---- Material for this exercise
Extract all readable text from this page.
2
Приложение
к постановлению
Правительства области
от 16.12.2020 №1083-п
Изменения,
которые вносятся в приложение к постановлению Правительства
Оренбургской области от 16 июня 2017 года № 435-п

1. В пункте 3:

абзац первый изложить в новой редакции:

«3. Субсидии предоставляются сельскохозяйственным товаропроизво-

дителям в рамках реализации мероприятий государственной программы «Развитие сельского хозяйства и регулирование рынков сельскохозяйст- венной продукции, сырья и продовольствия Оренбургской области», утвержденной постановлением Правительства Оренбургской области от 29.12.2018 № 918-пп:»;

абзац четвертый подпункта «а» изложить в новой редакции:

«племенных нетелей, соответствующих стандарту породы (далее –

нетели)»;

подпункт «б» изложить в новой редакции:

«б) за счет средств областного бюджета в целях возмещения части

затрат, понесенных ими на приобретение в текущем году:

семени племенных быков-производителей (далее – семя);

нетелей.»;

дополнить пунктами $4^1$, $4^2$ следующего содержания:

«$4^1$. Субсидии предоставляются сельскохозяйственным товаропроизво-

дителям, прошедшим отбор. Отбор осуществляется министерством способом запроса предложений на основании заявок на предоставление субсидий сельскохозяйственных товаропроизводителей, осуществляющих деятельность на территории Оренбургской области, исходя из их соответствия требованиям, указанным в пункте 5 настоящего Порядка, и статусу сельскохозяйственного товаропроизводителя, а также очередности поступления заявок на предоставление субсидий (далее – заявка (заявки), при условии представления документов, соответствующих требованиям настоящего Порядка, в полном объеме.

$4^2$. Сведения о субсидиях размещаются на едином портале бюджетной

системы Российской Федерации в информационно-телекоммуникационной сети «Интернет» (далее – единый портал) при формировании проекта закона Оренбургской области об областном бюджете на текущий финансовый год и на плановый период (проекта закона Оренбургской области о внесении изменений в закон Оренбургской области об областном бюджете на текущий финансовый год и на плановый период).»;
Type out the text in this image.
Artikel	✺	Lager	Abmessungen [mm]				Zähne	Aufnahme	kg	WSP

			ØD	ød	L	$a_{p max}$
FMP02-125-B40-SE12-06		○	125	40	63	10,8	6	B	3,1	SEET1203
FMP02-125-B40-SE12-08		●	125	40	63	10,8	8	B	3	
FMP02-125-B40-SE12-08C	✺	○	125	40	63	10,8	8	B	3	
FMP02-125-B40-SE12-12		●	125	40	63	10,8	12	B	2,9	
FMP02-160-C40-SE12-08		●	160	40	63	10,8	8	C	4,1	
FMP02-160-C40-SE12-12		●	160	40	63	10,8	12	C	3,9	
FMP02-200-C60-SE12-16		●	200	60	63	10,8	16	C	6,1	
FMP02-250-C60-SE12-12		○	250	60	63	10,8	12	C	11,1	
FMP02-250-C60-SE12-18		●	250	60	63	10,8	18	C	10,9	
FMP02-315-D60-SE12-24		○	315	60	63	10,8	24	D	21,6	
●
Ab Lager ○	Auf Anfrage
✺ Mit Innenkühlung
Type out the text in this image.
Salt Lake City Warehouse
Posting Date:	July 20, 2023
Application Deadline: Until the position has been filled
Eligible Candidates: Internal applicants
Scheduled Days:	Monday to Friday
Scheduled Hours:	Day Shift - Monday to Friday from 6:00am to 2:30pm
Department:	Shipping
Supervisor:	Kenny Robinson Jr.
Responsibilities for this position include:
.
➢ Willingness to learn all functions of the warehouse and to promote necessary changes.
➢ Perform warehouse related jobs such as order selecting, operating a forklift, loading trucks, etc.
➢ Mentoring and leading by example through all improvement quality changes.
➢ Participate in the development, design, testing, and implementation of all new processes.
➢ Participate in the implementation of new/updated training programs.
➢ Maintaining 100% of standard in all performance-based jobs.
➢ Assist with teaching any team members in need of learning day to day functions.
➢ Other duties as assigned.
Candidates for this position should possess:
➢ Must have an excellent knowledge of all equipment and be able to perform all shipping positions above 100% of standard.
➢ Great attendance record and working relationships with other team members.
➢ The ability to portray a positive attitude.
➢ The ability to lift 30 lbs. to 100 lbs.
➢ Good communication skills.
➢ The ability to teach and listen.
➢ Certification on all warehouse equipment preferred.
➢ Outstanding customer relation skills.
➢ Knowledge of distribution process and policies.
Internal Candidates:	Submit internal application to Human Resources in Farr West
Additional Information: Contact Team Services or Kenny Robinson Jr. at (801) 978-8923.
--------
◆ **What is required**:
Collect the lines of the data that carry the word "Субсидии".

◆ **Solution to this problem**:
«3. Субсидии предоставляются сельскохозяйственным товаропроизво-
«$4^1$. Субсидии предоставляются сельскохозяйственным товаропроизво-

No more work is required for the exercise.